TASK INPUTS
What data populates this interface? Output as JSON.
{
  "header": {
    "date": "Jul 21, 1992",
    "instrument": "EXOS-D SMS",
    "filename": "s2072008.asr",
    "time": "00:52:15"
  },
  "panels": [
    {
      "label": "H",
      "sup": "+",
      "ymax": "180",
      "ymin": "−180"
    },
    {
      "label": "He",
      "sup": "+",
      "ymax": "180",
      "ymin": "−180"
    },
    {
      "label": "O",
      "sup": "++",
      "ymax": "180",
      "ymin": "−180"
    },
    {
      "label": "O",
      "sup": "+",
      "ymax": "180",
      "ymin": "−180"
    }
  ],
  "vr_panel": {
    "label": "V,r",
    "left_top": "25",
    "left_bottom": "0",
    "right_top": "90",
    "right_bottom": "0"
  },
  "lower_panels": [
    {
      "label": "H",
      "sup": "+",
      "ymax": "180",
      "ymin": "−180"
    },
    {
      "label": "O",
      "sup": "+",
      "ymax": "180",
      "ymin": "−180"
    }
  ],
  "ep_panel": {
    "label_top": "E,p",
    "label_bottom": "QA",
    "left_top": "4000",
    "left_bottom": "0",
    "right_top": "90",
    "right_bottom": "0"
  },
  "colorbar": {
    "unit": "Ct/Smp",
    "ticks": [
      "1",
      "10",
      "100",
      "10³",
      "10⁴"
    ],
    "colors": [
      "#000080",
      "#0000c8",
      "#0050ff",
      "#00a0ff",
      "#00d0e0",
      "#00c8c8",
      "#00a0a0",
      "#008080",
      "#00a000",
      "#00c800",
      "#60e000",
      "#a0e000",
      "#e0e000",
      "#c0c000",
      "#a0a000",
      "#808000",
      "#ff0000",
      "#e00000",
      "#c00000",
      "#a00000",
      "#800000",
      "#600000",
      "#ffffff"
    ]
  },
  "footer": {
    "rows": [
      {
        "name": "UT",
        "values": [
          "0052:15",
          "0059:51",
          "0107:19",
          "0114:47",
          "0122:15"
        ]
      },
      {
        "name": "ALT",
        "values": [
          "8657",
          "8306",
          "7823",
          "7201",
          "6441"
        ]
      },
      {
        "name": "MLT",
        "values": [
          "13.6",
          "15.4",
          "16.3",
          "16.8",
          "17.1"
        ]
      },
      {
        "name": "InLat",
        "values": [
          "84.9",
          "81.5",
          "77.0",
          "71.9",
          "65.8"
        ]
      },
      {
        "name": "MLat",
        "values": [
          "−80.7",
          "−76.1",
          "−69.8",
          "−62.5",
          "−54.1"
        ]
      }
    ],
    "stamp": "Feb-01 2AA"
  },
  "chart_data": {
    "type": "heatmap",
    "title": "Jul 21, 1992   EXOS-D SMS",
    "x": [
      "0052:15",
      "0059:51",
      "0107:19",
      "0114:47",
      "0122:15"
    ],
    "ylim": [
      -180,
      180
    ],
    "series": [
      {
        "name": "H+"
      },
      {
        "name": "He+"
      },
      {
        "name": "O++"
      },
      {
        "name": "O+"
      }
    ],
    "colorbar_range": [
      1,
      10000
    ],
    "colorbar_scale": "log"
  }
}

WRITTEN TASK
Copy every line verbatim.

THE COMPLETED TASK
What data populates this interface? Output as JSON.
{
  "header": {
    "date": "Jul 21, 1992",
    "instrument": "EXOS-D SMS",
    "filename": "s2072008.asr",
    "time": "00:52:15"
  },
  "panels": [
    {
      "label": "H",
      "sup": "+",
      "ymax": "180",
      "ymin": "−180"
    },
    {
      "label": "He",
      "sup": "+",
      "ymax": "180",
      "ymin": "−180"
    },
    {
      "label": "O",
      "sup": "++",
      "ymax": "180",
      "ymin": "−180"
    },
    {
      "label": "O",
      "sup": "+",
      "ymax": "180",
      "ymin": "−180"
    }
  ],
  "vr_panel": {
    "label": "V,r",
    "left_top": "25",
    "left_bottom": "0",
    "right_top": "90",
    "right_bottom": "0"
  },
  "lower_panels": [
    {
      "label": "H",
      "sup": "+",
      "ymax": "180",
      "ymin": "−180"
    },
    {
      "label": "O",
      "sup": "+",
      "ymax": "180",
      "ymin": "−180"
    }
  ],
  "ep_panel": {
    "label_top": "E,p",
    "label_bottom": "QA",
    "left_top": "4000",
    "left_bottom": "0",
    "right_top": "90",
    "right_bottom": "0"
  },
  "colorbar": {
    "unit": "Ct/Smp",
    "ticks": [
      "1",
      "10",
      "100",
      "10³",
      "10⁴"
    ],
    "colors": [
      "#000080",
      "#0000c8",
      "#0050ff",
      "#00a0ff",
      "#00d0e0",
      "#00c8c8",
      "#00a0a0",
      "#008080",
      "#00a000",
      "#00c800",
      "#60e000",
      "#a0e000",
      "#e0e000",
      "#c0c000",
      "#a0a000",
      "#808000",
      "#ff0000",
      "#e00000",
      "#c00000",
      "#a00000",
      "#800000",
      "#600000",
      "#ffffff"
    ]
  },
  "footer": {
    "rows": [
      {
        "name": "UT",
        "values": [
          "0052:15",
          "0059:51",
          "0107:19",
          "0114:47",
          "0122:15"
        ]
      },
      {
        "name": "ALT",
        "values": [
          "8657",
          "8306",
          "7823",
          "7201",
          "6441"
        ]
      },
      {
        "name": "MLT",
        "values": [
          "13.6",
          "15.4",
          "16.3",
          "16.8",
          "17.1"
        ]
      },
      {
        "name": "InLat",
        "values": [
          "84.9",
          "81.5",
          "77.0",
          "71.9",
          "65.8"
        ]
      },
      {
        "name": "MLat",
        "values": [
          "−80.7",
          "−76.1",
          "−69.8",
          "−62.5",
          "−54.1"
        ]
      }
    ],
    "stamp": "Feb-01 2AA"
  },
  "chart_data": {
    "type": "heatmap",
    "title": "Jul 21, 1992   EXOS-D SMS",
    "x": [
      "0052:15",
      "0059:51",
      "0107:19",
      "0114:47",
      "0122:15"
    ],
    "ylim": [
      -180,
      180
    ],
    "series": [
      {
        "name": "H+"
      },
      {
        "name": "He+"
      },
      {
        "name": "O++"
      },
      {
        "name": "O+"
      }
    ],
    "colorbar_range": [
      1,
      10000
    ],
    "colorbar_scale": "log"
  }
}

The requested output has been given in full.